RECORDS FOR THIS TASK:
───

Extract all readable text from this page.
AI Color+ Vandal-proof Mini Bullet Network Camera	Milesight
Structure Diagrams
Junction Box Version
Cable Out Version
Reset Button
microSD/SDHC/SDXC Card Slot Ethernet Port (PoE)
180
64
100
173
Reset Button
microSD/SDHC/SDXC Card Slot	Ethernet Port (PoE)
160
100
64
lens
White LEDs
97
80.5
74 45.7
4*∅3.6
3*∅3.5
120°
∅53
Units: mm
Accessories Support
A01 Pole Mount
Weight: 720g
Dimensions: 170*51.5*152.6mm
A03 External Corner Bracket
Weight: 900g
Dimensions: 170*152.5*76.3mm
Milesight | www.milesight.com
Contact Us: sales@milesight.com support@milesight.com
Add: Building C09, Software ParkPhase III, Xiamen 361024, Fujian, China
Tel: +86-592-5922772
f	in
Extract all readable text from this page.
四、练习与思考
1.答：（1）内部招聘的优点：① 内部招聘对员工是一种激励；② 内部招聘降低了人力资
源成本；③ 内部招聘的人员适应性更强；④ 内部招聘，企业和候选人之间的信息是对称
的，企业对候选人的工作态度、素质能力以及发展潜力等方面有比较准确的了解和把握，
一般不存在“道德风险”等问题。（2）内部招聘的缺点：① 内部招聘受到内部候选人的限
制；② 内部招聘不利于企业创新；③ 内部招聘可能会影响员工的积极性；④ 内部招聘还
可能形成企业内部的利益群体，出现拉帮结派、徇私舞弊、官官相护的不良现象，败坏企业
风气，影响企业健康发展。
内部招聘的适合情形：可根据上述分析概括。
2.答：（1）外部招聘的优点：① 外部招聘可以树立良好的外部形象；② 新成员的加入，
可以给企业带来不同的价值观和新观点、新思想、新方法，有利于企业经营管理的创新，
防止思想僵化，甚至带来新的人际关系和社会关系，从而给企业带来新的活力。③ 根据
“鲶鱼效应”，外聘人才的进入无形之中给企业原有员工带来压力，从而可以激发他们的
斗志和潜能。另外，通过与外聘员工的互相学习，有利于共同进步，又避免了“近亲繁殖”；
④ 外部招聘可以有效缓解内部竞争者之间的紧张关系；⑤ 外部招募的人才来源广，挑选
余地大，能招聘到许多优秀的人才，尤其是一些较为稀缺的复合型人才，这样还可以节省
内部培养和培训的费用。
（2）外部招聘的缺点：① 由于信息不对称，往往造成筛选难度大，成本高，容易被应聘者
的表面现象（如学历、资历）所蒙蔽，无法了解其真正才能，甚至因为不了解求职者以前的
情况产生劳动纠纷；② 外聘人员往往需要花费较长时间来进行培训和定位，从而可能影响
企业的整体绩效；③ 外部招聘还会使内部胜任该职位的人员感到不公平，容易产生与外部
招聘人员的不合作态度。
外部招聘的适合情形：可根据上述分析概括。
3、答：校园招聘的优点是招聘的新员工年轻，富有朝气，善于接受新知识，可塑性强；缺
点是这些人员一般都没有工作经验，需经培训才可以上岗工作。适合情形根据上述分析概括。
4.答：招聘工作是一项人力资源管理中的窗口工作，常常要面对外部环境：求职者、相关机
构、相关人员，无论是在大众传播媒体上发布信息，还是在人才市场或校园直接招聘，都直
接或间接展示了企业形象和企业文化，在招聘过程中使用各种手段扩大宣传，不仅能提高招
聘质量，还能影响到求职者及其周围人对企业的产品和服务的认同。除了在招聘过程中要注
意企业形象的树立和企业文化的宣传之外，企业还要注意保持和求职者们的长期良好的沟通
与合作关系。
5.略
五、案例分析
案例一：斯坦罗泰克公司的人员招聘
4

───

TASK: Write an exact transcription of every entry above.

PROBLEM SOLUTION:
Extract all readable text from this page.
AI Color+ Vandal-proof Mini Bullet Network Camera	Milesight
Structure Diagrams
Junction Box Version
Cable Out Version
Reset Button
microSD/SDHC/SDXC Card Slot Ethernet Port (PoE)
180
64
100
173
Reset Button
microSD/SDHC/SDXC Card Slot	Ethernet Port (PoE)
160
100
64
lens
White LEDs
97
80.5
74 45.7
4*∅3.6
3*∅3.5
120°
∅53
Units: mm
Accessories Support
A01 Pole Mount
Weight: 720g
Dimensions: 170*51.5*152.6mm
A03 External Corner Bracket
Weight: 900g
Dimensions: 170*152.5*76.3mm
Milesight | www.milesight.com
Contact Us: sales@milesight.com support@milesight.com
Add: Building C09, Software ParkPhase III, Xiamen 361024, Fujian, China
Tel: +86-592-5922772
f	in
Extract all readable text from this page.
四、练习与思考
1.答：（1）内部招聘的优点：① 内部招聘对员工是一种激励；② 内部招聘降低了人力资
源成本；③ 内部招聘的人员适应性更强；④ 内部招聘，企业和候选人之间的信息是对称
的，企业对候选人的工作态度、素质能力以及发展潜力等方面有比较准确的了解和把握，
一般不存在“道德风险”等问题。（2）内部招聘的缺点：① 内部招聘受到内部候选人的限
制；② 内部招聘不利于企业创新；③ 内部招聘可能会影响员工的积极性；④ 内部招聘还
可能形成企业内部的利益群体，出现拉帮结派、徇私舞弊、官官相护的不良现象，败坏企业
风气，影响企业健康发展。
内部招聘的适合情形：可根据上述分析概括。
2.答：（1）外部招聘的优点：① 外部招聘可以树立良好的外部形象；② 新成员的加入，
可以给企业带来不同的价值观和新观点、新思想、新方法，有利于企业经营管理的创新，
防止思想僵化，甚至带来新的人际关系和社会关系，从而给企业带来新的活力。③ 根据
“鲶鱼效应”，外聘人才的进入无形之中给企业原有员工带来压力，从而可以激发他们的
斗志和潜能。另外，通过与外聘员工的互相学习，有利于共同进步，又避免了“近亲繁殖”；
④ 外部招聘可以有效缓解内部竞争者之间的紧张关系；⑤ 外部招募的人才来源广，挑选
余地大，能招聘到许多优秀的人才，尤其是一些较为稀缺的复合型人才，这样还可以节省
内部培养和培训的费用。
（2）外部招聘的缺点：① 由于信息不对称，往往造成筛选难度大，成本高，容易被应聘者
的表面现象（如学历、资历）所蒙蔽，无法了解其真正才能，甚至因为不了解求职者以前的
情况产生劳动纠纷；② 外聘人员往往需要花费较长时间来进行培训和定位，从而可能影响
企业的整体绩效；③ 外部招聘还会使内部胜任该职位的人员感到不公平，容易产生与外部
招聘人员的不合作态度。
外部招聘的适合情形：可根据上述分析概括。
3、答：校园招聘的优点是招聘的新员工年轻，富有朝气，善于接受新知识，可塑性强；缺
点是这些人员一般都没有工作经验，需经培训才可以上岗工作。适合情形根据上述分析概括。
4.答：招聘工作是一项人力资源管理中的窗口工作，常常要面对外部环境：求职者、相关机
构、相关人员，无论是在大众传播媒体上发布信息，还是在人才市场或校园直接招聘，都直
接或间接展示了企业形象和企业文化，在招聘过程中使用各种手段扩大宣传，不仅能提高招
聘质量，还能影响到求职者及其周围人对企业的产品和服务的认同。除了在招聘过程中要注
意企业形象的树立和企业文化的宣传之外，企业还要注意保持和求职者们的长期良好的沟通
与合作关系。
5.略
五、案例分析
案例一：斯坦罗泰克公司的人员招聘
4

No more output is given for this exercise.